Record list
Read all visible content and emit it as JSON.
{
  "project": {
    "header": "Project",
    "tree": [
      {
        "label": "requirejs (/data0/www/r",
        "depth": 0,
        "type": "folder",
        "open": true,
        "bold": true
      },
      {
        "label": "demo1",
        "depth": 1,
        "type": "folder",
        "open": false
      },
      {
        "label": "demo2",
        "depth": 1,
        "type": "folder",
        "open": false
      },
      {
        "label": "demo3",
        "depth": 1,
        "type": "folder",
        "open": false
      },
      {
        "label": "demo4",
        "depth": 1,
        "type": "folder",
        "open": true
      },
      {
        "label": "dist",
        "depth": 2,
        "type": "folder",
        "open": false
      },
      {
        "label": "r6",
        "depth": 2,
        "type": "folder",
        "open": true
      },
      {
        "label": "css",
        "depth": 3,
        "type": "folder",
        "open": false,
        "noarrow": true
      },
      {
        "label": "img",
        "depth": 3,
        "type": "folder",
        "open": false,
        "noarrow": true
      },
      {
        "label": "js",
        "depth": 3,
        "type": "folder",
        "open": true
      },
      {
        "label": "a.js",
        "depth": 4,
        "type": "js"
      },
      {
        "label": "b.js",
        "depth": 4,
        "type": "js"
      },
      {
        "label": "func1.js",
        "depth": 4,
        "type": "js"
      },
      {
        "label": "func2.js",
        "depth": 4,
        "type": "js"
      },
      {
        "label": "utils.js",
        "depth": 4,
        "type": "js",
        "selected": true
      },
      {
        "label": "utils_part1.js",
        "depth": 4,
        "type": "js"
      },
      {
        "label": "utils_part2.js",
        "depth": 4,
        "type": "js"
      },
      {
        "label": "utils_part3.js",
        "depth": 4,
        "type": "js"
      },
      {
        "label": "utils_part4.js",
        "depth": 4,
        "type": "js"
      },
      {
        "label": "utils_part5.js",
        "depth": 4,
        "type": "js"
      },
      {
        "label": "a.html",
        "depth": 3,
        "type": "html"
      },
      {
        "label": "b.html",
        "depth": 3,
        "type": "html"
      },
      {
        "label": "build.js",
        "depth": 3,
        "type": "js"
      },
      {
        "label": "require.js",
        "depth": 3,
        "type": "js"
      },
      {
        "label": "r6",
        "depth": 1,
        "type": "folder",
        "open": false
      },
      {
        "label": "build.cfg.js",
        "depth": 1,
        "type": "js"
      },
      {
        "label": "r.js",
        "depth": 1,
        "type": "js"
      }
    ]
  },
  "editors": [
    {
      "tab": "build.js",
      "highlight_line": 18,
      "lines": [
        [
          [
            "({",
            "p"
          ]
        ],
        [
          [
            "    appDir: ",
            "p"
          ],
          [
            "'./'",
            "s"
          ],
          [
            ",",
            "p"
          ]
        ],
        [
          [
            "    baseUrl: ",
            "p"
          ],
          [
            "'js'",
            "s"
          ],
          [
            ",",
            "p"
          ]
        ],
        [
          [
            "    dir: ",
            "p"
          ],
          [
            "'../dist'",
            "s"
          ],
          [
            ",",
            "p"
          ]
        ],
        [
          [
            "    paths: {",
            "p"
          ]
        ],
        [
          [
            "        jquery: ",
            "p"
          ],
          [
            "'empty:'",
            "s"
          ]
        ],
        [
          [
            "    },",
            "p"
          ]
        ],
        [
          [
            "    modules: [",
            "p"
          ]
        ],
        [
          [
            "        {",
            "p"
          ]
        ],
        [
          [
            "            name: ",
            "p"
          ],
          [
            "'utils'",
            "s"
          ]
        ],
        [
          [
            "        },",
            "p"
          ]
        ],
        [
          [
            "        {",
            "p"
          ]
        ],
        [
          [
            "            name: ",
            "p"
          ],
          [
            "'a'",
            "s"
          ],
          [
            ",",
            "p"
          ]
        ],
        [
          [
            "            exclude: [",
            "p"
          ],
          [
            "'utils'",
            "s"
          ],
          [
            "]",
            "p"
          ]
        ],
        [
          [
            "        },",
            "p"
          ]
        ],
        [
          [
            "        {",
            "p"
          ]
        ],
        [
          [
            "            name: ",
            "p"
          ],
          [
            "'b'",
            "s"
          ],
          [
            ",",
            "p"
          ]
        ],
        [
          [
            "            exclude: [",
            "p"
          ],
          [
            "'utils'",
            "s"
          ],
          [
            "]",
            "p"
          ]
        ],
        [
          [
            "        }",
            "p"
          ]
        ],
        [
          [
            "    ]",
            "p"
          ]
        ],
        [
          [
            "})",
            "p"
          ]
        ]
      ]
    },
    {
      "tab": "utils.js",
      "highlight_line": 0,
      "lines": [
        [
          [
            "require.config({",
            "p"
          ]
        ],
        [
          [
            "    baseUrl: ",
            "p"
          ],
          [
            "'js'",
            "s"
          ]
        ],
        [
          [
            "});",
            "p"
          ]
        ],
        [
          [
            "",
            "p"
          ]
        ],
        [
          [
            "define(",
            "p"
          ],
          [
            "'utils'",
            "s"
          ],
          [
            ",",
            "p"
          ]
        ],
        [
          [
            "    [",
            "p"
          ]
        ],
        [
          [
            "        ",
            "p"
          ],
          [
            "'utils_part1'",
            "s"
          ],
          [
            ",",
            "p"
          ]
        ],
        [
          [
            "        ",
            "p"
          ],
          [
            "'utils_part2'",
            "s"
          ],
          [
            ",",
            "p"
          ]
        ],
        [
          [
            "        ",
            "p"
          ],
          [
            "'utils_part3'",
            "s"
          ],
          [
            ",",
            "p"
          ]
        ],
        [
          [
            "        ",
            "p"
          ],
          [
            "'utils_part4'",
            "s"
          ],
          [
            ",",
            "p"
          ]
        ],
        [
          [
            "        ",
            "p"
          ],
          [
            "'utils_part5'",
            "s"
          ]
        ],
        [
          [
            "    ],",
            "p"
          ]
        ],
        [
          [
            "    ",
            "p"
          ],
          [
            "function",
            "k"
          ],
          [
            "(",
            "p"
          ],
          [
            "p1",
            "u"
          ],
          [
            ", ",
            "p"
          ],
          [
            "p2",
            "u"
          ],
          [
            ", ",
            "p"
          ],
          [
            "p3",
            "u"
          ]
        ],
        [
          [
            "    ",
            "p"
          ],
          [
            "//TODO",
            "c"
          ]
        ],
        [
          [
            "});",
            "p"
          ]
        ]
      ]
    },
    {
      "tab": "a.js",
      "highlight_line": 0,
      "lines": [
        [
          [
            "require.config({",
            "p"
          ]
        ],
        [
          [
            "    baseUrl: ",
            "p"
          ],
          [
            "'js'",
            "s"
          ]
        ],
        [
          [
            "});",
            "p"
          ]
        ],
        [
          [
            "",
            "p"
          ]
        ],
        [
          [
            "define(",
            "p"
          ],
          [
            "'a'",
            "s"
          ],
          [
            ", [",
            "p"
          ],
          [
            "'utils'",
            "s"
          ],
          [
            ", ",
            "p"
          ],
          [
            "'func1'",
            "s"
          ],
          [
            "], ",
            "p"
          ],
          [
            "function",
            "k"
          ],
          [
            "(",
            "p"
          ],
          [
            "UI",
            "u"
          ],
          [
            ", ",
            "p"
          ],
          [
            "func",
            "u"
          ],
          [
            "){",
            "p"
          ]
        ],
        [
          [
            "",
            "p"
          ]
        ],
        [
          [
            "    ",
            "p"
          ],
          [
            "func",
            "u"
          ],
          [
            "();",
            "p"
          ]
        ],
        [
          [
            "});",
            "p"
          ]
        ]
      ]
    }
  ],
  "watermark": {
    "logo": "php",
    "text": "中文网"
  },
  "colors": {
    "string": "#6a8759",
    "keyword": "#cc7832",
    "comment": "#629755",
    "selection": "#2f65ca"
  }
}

Task details
All of the records must be retyped exactly as they are.

Completed task
Read all visible content and emit it as JSON.
{
  "project": {
    "header": "Project",
    "tree": [
      {
        "label": "requirejs (/data0/www/r",
        "depth": 0,
        "type": "folder",
        "open": true,
        "bold": true
      },
      {
        "label": "demo1",
        "depth": 1,
        "type": "folder",
        "open": false
      },
      {
        "label": "demo2",
        "depth": 1,
        "type": "folder",
        "open": false
      },
      {
        "label": "demo3",
        "depth": 1,
        "type": "folder",
        "open": false
      },
      {
        "label": "demo4",
        "depth": 1,
        "type": "folder",
        "open": true
      },
      {
        "label": "dist",
        "depth": 2,
        "type": "folder",
        "open": false
      },
      {
        "label": "r6",
        "depth": 2,
        "type": "folder",
        "open": true
      },
      {
        "label": "css",
        "depth": 3,
        "type": "folder",
        "open": false,
        "noarrow": true
      },
      {
        "label": "img",
        "depth": 3,
        "type": "folder",
        "open": false,
        "noarrow": true
      },
      {
        "label": "js",
        "depth": 3,
        "type": "folder",
        "open": true
      },
      {
        "label": "a.js",
        "depth": 4,
        "type": "js"
      },
      {
        "label": "b.js",
        "depth": 4,
        "type": "js"
      },
      {
        "label": "func1.js",
        "depth": 4,
        "type": "js"
      },
      {
        "label": "func2.js",
        "depth": 4,
        "type": "js"
      },
      {
        "label": "utils.js",
        "depth": 4,
        "type": "js",
        "selected": true
      },
      {
        "label": "utils_part1.js",
        "depth": 4,
        "type": "js"
      },
      {
        "label": "utils_part2.js",
        "depth": 4,
        "type": "js"
      },
      {
        "label": "utils_part3.js",
        "depth": 4,
        "type": "js"
      },
      {
        "label": "utils_part4.js",
        "depth": 4,
        "type": "js"
      },
      {
        "label": "utils_part5.js",
        "depth": 4,
        "type": "js"
      },
      {
        "label": "a.html",
        "depth": 3,
        "type": "html"
      },
      {
        "label": "b.html",
        "depth": 3,
        "type": "html"
      },
      {
        "label": "build.js",
        "depth": 3,
        "type": "js"
      },
      {
        "label": "require.js",
        "depth": 3,
        "type": "js"
      },
      {
        "label": "r6",
        "depth": 1,
        "type": "folder",
        "open": false
      },
      {
        "label": "build.cfg.js",
        "depth": 1,
        "type": "js"
      },
      {
        "label": "r.js",
        "depth": 1,
        "type": "js"
      }
    ]
  },
  "editors": [
    {
      "tab": "build.js",
      "highlight_line": 18,
      "lines": [
        [
          [
            "({",
            "p"
          ]
        ],
        [
          [
            "    appDir: ",
            "p"
          ],
          [
            "'./'",
            "s"
          ],
          [
            ",",
            "p"
          ]
        ],
        [
          [
            "    baseUrl: ",
            "p"
          ],
          [
            "'js'",
            "s"
          ],
          [
            ",",
            "p"
          ]
        ],
        [
          [
            "    dir: ",
            "p"
          ],
          [
            "'../dist'",
            "s"
          ],
          [
            ",",
            "p"
          ]
        ],
        [
          [
            "    paths: {",
            "p"
          ]
        ],
        [
          [
            "        jquery: ",
            "p"
          ],
          [
            "'empty:'",
            "s"
          ]
        ],
        [
          [
            "    },",
            "p"
          ]
        ],
        [
          [
            "    modules: [",
            "p"
          ]
        ],
        [
          [
            "        {",
            "p"
          ]
        ],
        [
          [
            "            name: ",
            "p"
          ],
          [
            "'utils'",
            "s"
          ]
        ],
        [
          [
            "        },",
            "p"
          ]
        ],
        [
          [
            "        {",
            "p"
          ]
        ],
        [
          [
            "            name: ",
            "p"
          ],
          [
            "'a'",
            "s"
          ],
          [
            ",",
            "p"
          ]
        ],
        [
          [
            "            exclude: [",
            "p"
          ],
          [
            "'utils'",
            "s"
          ],
          [
            "]",
            "p"
          ]
        ],
        [
          [
            "        },",
            "p"
          ]
        ],
        [
          [
            "        {",
            "p"
          ]
        ],
        [
          [
            "            name: ",
            "p"
          ],
          [
            "'b'",
            "s"
          ],
          [
            ",",
            "p"
          ]
        ],
        [
          [
            "            exclude: [",
            "p"
          ],
          [
            "'utils'",
            "s"
          ],
          [
            "]",
            "p"
          ]
        ],
        [
          [
            "        }",
            "p"
          ]
        ],
        [
          [
            "    ]",
            "p"
          ]
        ],
        [
          [
            "})",
            "p"
          ]
        ]
      ]
    },
    {
      "tab": "utils.js",
      "highlight_line": 0,
      "lines": [
        [
          [
            "require.config({",
            "p"
          ]
        ],
        [
          [
            "    baseUrl: ",
            "p"
          ],
          [
            "'js'",
            "s"
          ]
        ],
        [
          [
            "});",
            "p"
          ]
        ],
        [
          [
            "",
            "p"
          ]
        ],
        [
          [
            "define(",
            "p"
          ],
          [
            "'utils'",
            "s"
          ],
          [
            ",",
            "p"
          ]
        ],
        [
          [
            "    [",
            "p"
          ]
        ],
        [
          [
            "        ",
            "p"
          ],
          [
            "'utils_part1'",
            "s"
          ],
          [
            ",",
            "p"
          ]
        ],
        [
          [
            "        ",
            "p"
          ],
          [
            "'utils_part2'",
            "s"
          ],
          [
            ",",
            "p"
          ]
        ],
        [
          [
            "        ",
            "p"
          ],
          [
            "'utils_part3'",
            "s"
          ],
          [
            ",",
            "p"
          ]
        ],
        [
          [
            "        ",
            "p"
          ],
          [
            "'utils_part4'",
            "s"
          ],
          [
            ",",
            "p"
          ]
        ],
        [
          [
            "        ",
            "p"
          ],
          [
            "'utils_part5'",
            "s"
          ]
        ],
        [
          [
            "    ],",
            "p"
          ]
        ],
        [
          [
            "    ",
            "p"
          ],
          [
            "function",
            "k"
          ],
          [
            "(",
            "p"
          ],
          [
            "p1",
            "u"
          ],
          [
            ", ",
            "p"
          ],
          [
            "p2",
            "u"
          ],
          [
            ", ",
            "p"
          ],
          [
            "p3",
            "u"
          ]
        ],
        [
          [
            "    ",
            "p"
          ],
          [
            "//TODO",
            "c"
          ]
        ],
        [
          [
            "});",
            "p"
          ]
        ]
      ]
    },
    {
      "tab": "a.js",
      "highlight_line": 0,
      "lines": [
        [
          [
            "require.config({",
            "p"
          ]
        ],
        [
          [
            "    baseUrl: ",
            "p"
          ],
          [
            "'js'",
            "s"
          ]
        ],
        [
          [
            "});",
            "p"
          ]
        ],
        [
          [
            "",
            "p"
          ]
        ],
        [
          [
            "define(",
            "p"
          ],
          [
            "'a'",
            "s"
          ],
          [
            ", [",
            "p"
          ],
          [
            "'utils'",
            "s"
          ],
          [
            ", ",
            "p"
          ],
          [
            "'func1'",
            "s"
          ],
          [
            "], ",
            "p"
          ],
          [
            "function",
            "k"
          ],
          [
            "(",
            "p"
          ],
          [
            "UI",
            "u"
          ],
          [
            ", ",
            "p"
          ],
          [
            "func",
            "u"
          ],
          [
            "){",
            "p"
          ]
        ],
        [
          [
            "",
            "p"
          ]
        ],
        [
          [
            "    ",
            "p"
          ],
          [
            "func",
            "u"
          ],
          [
            "();",
            "p"
          ]
        ],
        [
          [
            "});",
            "p"
          ]
        ]
      ]
    }
  ],
  "watermark": {
    "logo": "php",
    "text": "中文网"
  },
  "colors": {
    "string": "#6a8759",
    "keyword": "#cc7832",
    "comment": "#629755",
    "selection": "#2f65ca"
  }
}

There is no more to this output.